Using the Puerto Rico text below, decide whether each statement agrees with it. Answer yes or no for each and quote the words that settle it.
(a) Hurricane Irma passed directly over Puerto Rico.
(b) The shipping regulations under the Jones Act date from 1917.
(c) Puerto Rico's credit obligations are held mainly by vulture funds from the U.S.

**Text:**

....

The island is in a dire situation.

By Adriana Garriga-López
September 25, 2017

Only a few days after heaving a collective sigh of relief when Hurricane Irma narrowly skirted Puerto Rico, the U.S. territory has suffered its worst storm in a century. The passage of Hurricane Maria over the islands that comprise Puerto Rico has led to a massive breakdown in infrastructure of all sorts. From electricity to water, cell phone networks, television, cable, Internet, and telephone lines, residents of Puerto Rico, like many others in the Caribbean, are now living without the basics of modern life.

The U.S. owes Puerto Rico more than just aid and support after a disaster like this. Hurricane Maria’s destruction has laid bare the political subjugation Puerto Rico has experienced since 1898. This imbalance of power has led to a flawed relationship in which the U.S. prioritizes Puerto Rico’s credit obligations—held primarily by vulture funds from the U.S.—over its inhabitants’ quality of life. The U.S. owes Puerto Rico a serious attempt at restructuring this relationship to ensure justice for Puerto Ricans.

Puerto Rico has long been a captive market for U.S. consumer goods. The U.S. has benefited from extensive corporate tax breaks and exclusive rights over shipping to and from the island while saturating local markets to the point of annihilation of local business. One obvious way to improve conditions on the island would be to eliminate the existing regulations on shipping to and from the island established in 1917 under the Jones Act, which made it necessary for all goods destined to Puerto Rico to first dock at a continental U.S. port and be shipped under an American flag by a U.S.-based crew.

....

**Source material:**
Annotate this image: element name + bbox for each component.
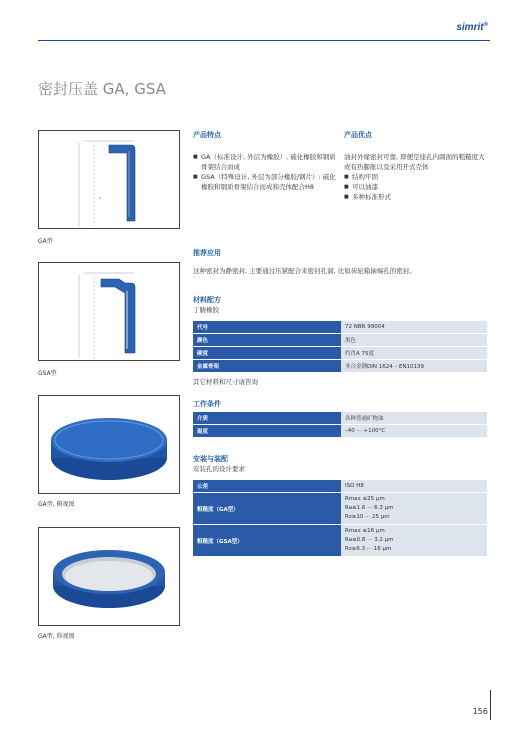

....

**Written response:**
(a) No: "Hurricane Irma narrowly skirted Puerto Rico"
(b) Yes: "established in 1917 under the Jones Act"
(c) Yes: "held primarily by vulture funds from the U.S."